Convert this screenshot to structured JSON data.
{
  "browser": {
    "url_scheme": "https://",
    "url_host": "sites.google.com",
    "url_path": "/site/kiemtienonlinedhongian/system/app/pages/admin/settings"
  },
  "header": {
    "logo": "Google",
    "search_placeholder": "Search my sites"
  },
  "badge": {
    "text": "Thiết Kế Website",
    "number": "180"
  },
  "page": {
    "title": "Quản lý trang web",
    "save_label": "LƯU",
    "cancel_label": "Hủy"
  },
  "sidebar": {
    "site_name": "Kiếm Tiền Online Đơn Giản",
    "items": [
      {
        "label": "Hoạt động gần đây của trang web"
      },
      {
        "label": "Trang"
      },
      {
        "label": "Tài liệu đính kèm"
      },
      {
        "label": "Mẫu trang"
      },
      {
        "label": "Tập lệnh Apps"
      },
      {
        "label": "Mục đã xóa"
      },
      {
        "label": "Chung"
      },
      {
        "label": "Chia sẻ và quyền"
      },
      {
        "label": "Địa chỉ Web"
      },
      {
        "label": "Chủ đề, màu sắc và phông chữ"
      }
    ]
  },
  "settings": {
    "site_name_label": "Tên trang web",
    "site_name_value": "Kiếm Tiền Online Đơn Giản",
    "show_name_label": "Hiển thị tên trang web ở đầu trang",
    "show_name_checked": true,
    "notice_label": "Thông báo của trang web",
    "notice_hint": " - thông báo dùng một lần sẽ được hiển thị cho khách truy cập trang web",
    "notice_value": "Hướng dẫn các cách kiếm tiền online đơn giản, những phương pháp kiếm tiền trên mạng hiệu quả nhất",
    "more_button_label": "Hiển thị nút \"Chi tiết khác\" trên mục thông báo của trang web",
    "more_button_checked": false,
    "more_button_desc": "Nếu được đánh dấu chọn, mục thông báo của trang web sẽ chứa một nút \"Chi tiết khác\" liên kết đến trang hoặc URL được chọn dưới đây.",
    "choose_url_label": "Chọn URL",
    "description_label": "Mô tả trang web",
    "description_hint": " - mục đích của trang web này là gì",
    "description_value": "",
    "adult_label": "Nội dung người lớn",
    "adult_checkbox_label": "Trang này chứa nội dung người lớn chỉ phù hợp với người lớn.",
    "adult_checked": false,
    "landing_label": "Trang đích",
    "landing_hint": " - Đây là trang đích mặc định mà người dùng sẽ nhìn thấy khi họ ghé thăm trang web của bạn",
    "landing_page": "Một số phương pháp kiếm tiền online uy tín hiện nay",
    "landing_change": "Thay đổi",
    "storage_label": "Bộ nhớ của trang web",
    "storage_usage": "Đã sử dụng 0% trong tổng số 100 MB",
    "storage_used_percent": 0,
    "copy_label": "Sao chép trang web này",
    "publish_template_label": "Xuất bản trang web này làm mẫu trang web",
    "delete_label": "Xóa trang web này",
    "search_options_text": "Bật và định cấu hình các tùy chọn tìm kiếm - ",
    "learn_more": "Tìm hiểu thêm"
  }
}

------------------------

Please repeat the listing exactly, with nothing left out.

Convert this screenshot to structured JSON data.
{
  "browser": {
    "url_scheme": "https://",
    "url_host": "sites.google.com",
    "url_path": "/site/kiemtienonlinedhongian/system/app/pages/admin/settings"
  },
  "header": {
    "logo": "Google",
    "search_placeholder": "Search my sites"
  },
  "badge": {
    "text": "Thiết Kế Website",
    "number": "180"
  },
  "page": {
    "title": "Quản lý trang web",
    "save_label": "LƯU",
    "cancel_label": "Hủy"
  },
  "sidebar": {
    "site_name": "Kiếm Tiền Online Đơn Giản",
    "items": [
      {
        "label": "Hoạt động gần đây của trang web"
      },
      {
        "label": "Trang"
      },
      {
        "label": "Tài liệu đính kèm"
      },
      {
        "label": "Mẫu trang"
      },
      {
        "label": "Tập lệnh Apps"
      },
      {
        "label": "Mục đã xóa"
      },
      {
        "label": "Chung"
      },
      {
        "label": "Chia sẻ và quyền"
      },
      {
        "label": "Địa chỉ Web"
      },
      {
        "label": "Chủ đề, màu sắc và phông chữ"
      }
    ]
  },
  "settings": {
    "site_name_label": "Tên trang web",
    "site_name_value": "Kiếm Tiền Online Đơn Giản",
    "show_name_label": "Hiển thị tên trang web ở đầu trang",
    "show_name_checked": true,
    "notice_label": "Thông báo của trang web",
    "notice_hint": " - thông báo dùng một lần sẽ được hiển thị cho khách truy cập trang web",
    "notice_value": "Hướng dẫn các cách kiếm tiền online đơn giản, những phương pháp kiếm tiền trên mạng hiệu quả nhất",
    "more_button_label": "Hiển thị nút \"Chi tiết khác\" trên mục thông báo của trang web",
    "more_button_checked": false,
    "more_button_desc": "Nếu được đánh dấu chọn, mục thông báo của trang web sẽ chứa một nút \"Chi tiết khác\" liên kết đến trang hoặc URL được chọn dưới đây.",
    "choose_url_label": "Chọn URL",
    "description_label": "Mô tả trang web",
    "description_hint": " - mục đích của trang web này là gì",
    "description_value": "",
    "adult_label": "Nội dung người lớn",
    "adult_checkbox_label": "Trang này chứa nội dung người lớn chỉ phù hợp với người lớn.",
    "adult_checked": false,
    "landing_label": "Trang đích",
    "landing_hint": " - Đây là trang đích mặc định mà người dùng sẽ nhìn thấy khi họ ghé thăm trang web của bạn",
    "landing_page": "Một số phương pháp kiếm tiền online uy tín hiện nay",
    "landing_change": "Thay đổi",
    "storage_label": "Bộ nhớ của trang web",
    "storage_usage": "Đã sử dụng 0% trong tổng số 100 MB",
    "storage_used_percent": 0,
    "copy_label": "Sao chép trang web này",
    "publish_template_label": "Xuất bản trang web này làm mẫu trang web",
    "delete_label": "Xóa trang web này",
    "search_options_text": "Bật và định cấu hình các tùy chọn tìm kiếm - ",
    "learn_more": "Tìm hiểu thêm"
  }
}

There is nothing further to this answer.